Directive: Return each line holding the string "Song".

Dataset extract:
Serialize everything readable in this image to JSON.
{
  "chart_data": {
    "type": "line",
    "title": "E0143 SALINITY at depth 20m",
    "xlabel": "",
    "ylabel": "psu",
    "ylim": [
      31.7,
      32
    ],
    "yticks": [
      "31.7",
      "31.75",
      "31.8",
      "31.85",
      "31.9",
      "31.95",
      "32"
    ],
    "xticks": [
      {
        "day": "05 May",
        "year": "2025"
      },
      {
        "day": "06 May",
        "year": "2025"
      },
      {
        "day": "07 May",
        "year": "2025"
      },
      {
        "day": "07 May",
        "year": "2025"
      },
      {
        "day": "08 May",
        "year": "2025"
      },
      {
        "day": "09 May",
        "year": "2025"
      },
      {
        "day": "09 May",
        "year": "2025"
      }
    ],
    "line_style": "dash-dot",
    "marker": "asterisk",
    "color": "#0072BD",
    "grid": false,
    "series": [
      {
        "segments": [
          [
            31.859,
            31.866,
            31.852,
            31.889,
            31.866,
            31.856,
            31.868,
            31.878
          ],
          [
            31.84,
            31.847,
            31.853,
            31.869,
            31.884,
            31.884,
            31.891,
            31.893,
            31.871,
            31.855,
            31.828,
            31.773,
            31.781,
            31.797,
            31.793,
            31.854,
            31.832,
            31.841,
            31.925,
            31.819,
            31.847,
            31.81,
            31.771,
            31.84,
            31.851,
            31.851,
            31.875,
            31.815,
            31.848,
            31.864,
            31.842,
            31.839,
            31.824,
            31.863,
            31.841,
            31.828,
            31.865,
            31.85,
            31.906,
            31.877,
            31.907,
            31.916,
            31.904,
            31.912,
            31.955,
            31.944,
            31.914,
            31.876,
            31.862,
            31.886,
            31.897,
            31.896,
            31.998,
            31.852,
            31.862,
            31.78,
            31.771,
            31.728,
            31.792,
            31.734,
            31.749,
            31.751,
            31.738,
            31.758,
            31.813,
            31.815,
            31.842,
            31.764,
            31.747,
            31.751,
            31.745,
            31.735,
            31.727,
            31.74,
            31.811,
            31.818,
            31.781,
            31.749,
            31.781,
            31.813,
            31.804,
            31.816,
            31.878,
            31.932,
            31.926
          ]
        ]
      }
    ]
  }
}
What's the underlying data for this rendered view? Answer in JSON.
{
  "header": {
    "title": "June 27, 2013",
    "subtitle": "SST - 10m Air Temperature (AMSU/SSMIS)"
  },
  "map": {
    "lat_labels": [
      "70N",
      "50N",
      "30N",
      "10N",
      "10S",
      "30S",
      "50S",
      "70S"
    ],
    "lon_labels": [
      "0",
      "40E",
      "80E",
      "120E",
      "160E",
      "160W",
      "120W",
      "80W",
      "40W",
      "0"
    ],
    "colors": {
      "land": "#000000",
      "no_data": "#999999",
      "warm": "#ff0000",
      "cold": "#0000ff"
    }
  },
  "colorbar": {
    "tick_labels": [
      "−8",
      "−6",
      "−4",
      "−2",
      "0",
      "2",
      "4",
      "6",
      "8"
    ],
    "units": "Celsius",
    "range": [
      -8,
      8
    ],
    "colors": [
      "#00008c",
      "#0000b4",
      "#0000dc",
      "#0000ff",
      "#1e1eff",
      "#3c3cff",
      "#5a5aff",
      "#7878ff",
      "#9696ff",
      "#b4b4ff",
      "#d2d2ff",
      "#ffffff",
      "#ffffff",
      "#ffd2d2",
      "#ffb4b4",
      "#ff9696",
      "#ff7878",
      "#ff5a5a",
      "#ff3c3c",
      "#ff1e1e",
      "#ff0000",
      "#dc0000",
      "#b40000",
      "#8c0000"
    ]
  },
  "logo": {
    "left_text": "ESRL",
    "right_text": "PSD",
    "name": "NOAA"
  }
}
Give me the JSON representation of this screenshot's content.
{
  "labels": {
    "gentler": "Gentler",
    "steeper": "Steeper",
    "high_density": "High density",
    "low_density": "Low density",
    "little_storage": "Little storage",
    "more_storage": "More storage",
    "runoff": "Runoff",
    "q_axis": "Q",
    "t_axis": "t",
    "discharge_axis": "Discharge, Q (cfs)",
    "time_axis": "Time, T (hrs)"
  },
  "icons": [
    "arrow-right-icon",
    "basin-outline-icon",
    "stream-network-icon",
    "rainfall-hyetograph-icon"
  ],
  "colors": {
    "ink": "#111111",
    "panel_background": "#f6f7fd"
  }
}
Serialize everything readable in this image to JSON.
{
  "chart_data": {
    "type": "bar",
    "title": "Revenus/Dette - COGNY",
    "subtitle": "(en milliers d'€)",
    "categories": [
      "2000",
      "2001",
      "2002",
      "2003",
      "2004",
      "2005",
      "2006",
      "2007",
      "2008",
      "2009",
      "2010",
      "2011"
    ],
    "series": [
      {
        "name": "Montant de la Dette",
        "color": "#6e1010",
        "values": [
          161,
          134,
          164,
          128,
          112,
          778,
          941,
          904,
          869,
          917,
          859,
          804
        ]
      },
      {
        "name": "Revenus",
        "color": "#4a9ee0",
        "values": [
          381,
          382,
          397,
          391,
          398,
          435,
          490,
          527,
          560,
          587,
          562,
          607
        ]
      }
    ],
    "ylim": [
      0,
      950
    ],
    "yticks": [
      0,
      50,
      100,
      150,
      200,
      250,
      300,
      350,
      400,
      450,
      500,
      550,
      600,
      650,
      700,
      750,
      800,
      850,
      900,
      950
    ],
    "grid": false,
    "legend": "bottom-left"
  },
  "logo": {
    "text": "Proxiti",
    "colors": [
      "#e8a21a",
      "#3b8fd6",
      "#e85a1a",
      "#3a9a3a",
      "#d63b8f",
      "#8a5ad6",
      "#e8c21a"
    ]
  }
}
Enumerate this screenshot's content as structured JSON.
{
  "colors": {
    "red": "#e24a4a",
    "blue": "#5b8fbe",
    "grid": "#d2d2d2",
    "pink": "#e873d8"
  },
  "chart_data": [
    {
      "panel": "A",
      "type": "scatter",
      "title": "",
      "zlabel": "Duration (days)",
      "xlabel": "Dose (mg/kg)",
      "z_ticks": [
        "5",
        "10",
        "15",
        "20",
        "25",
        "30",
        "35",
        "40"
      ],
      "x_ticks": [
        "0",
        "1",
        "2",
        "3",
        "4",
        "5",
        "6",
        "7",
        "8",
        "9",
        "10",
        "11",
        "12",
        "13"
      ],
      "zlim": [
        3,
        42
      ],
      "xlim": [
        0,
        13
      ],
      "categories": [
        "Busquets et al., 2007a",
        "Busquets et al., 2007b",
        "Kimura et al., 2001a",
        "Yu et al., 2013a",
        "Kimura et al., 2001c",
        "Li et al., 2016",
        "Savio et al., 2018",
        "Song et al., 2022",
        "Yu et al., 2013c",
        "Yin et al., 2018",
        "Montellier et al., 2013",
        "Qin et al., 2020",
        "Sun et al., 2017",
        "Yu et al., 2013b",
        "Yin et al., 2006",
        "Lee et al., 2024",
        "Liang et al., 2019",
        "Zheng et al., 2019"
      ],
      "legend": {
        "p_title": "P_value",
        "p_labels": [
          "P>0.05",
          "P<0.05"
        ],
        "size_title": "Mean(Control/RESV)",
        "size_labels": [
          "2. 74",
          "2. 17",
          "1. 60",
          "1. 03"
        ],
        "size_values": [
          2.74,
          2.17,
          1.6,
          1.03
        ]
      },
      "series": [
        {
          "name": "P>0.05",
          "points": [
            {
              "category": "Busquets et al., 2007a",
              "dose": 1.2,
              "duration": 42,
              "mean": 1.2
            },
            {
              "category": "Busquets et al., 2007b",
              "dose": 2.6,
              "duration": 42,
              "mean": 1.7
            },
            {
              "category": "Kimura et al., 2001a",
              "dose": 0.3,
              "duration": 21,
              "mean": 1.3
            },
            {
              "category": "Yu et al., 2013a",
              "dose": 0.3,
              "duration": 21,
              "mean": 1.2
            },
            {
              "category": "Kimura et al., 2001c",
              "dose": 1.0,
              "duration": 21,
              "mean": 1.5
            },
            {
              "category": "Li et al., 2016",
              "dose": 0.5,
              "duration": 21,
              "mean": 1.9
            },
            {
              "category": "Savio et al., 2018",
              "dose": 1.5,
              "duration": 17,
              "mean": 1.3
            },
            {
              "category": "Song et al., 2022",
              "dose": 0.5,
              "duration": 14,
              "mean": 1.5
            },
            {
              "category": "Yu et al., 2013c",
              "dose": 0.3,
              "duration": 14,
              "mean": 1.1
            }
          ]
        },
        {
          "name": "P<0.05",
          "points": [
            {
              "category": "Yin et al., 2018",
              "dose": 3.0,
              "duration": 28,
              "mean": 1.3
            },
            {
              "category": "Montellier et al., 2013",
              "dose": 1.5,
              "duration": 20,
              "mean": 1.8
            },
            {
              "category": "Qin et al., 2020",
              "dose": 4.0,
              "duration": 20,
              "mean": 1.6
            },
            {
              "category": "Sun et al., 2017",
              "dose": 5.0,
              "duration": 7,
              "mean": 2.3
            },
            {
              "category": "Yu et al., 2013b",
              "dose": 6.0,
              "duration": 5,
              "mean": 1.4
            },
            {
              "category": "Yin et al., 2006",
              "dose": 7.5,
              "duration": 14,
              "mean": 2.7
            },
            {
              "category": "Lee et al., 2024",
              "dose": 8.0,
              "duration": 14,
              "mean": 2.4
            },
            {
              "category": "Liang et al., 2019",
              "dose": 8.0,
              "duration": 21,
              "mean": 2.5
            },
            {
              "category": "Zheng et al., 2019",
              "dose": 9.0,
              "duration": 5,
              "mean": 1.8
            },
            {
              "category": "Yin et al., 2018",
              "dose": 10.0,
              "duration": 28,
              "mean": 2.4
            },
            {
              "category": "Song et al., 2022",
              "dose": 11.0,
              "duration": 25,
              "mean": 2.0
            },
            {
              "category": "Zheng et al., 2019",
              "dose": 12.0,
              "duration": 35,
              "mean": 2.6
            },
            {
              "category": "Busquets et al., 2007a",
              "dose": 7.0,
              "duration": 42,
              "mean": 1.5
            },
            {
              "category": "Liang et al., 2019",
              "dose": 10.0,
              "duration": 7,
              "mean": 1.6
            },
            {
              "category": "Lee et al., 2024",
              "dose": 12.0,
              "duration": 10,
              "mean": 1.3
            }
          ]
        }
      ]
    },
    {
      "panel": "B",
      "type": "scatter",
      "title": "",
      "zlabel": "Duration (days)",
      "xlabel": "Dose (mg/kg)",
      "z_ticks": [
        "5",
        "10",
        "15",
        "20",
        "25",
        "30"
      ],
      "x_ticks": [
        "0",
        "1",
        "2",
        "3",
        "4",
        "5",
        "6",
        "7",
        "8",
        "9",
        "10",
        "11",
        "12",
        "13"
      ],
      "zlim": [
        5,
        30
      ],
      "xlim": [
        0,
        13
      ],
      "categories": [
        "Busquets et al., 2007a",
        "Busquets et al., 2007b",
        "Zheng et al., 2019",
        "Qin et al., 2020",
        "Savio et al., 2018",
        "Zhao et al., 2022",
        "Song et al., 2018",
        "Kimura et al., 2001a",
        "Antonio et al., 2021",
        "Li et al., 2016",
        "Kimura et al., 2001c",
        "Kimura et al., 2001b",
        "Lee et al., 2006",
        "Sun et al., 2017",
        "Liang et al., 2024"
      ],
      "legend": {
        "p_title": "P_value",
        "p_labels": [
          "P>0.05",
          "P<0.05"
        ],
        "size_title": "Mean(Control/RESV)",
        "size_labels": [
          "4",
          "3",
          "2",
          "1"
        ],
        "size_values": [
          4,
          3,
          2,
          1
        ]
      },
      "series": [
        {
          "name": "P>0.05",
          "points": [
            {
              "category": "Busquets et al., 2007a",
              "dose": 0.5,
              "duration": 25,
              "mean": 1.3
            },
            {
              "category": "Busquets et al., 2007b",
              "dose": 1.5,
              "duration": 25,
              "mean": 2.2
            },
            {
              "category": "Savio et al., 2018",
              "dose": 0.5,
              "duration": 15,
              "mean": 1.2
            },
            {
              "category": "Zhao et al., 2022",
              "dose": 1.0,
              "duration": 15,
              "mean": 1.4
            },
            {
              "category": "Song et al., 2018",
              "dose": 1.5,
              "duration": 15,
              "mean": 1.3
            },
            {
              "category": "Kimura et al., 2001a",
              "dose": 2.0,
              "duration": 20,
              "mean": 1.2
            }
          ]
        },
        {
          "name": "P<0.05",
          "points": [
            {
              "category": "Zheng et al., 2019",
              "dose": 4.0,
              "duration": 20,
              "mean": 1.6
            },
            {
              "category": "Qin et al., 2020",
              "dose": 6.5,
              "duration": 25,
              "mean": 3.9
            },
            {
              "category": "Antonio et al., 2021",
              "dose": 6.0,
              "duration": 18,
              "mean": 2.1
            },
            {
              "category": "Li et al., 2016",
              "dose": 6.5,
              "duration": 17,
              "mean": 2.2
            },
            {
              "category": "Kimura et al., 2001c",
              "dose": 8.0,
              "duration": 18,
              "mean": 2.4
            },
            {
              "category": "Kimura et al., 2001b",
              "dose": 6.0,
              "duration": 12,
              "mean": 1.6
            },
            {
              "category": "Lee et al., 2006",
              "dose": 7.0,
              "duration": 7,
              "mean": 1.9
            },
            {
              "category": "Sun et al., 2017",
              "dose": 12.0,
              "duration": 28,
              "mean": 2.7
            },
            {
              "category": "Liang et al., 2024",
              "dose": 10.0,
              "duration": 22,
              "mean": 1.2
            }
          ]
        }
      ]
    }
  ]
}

Exercise answer:
        "Song et al., 2022",
              "category": "Song et al., 2022",
              "category": "Song et al., 2022",
        "Song et al., 2018",
              "category": "Song et al., 2018",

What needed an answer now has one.